Instructions for the task | Reproduce the material in full, unchanged.

Material supplied |
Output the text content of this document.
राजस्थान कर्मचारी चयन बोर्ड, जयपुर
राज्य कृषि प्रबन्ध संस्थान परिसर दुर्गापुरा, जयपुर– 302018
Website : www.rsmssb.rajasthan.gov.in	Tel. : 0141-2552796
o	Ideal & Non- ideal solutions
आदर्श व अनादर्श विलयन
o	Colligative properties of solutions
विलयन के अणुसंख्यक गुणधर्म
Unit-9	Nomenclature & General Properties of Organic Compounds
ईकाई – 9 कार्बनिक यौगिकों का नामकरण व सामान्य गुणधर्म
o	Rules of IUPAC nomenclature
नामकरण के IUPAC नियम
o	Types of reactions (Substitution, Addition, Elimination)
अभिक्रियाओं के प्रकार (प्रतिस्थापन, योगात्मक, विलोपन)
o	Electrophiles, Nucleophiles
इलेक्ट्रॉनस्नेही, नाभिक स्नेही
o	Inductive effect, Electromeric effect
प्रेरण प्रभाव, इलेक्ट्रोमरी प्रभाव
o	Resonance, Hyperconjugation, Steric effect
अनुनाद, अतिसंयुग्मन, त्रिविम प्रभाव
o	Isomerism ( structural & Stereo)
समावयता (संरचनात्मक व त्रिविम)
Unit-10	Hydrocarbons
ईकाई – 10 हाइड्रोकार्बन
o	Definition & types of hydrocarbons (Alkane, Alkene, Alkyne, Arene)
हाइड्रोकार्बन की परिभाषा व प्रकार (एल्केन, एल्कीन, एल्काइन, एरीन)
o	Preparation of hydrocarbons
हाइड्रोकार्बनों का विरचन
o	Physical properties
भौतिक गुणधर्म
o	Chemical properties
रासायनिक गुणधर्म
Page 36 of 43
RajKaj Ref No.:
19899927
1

Written response |
Output the text content of this document.
राजस्थान कर्मचारी चयन बोर्ड, जयपुर
राज्य कृषि प्रबन्ध संस्थान परिसर दुर्गापुरा, जयपुर– 302018
Website : www.rsmssb.rajasthan.gov.in	Tel. : 0141-2552796
o	Ideal & Non- ideal solutions
आदर्श व अनादर्श विलयन
o	Colligative properties of solutions
विलयन के अणुसंख्यक गुणधर्म
Unit-9	Nomenclature & General Properties of Organic Compounds
ईकाई – 9 कार्बनिक यौगिकों का नामकरण व सामान्य गुणधर्म
o	Rules of IUPAC nomenclature
नामकरण के IUPAC नियम
o	Types of reactions (Substitution, Addition, Elimination)
अभिक्रियाओं के प्रकार (प्रतिस्थापन, योगात्मक, विलोपन)
o	Electrophiles, Nucleophiles
इलेक्ट्रॉनस्नेही, नाभिक स्नेही
o	Inductive effect, Electromeric effect
प्रेरण प्रभाव, इलेक्ट्रोमरी प्रभाव
o	Resonance, Hyperconjugation, Steric effect
अनुनाद, अतिसंयुग्मन, त्रिविम प्रभाव
o	Isomerism ( structural & Stereo)
समावयता (संरचनात्मक व त्रिविम)
Unit-10	Hydrocarbons
ईकाई – 10 हाइड्रोकार्बन
o	Definition & types of hydrocarbons (Alkane, Alkene, Alkyne, Arene)
हाइड्रोकार्बन की परिभाषा व प्रकार (एल्केन, एल्कीन, एल्काइन, एरीन)
o	Preparation of hydrocarbons
हाइड्रोकार्बनों का विरचन
o	Physical properties
भौतिक गुणधर्म
o	Chemical properties
रासायनिक गुणधर्म
Page 36 of 43
RajKaj Ref No.:
19899927
1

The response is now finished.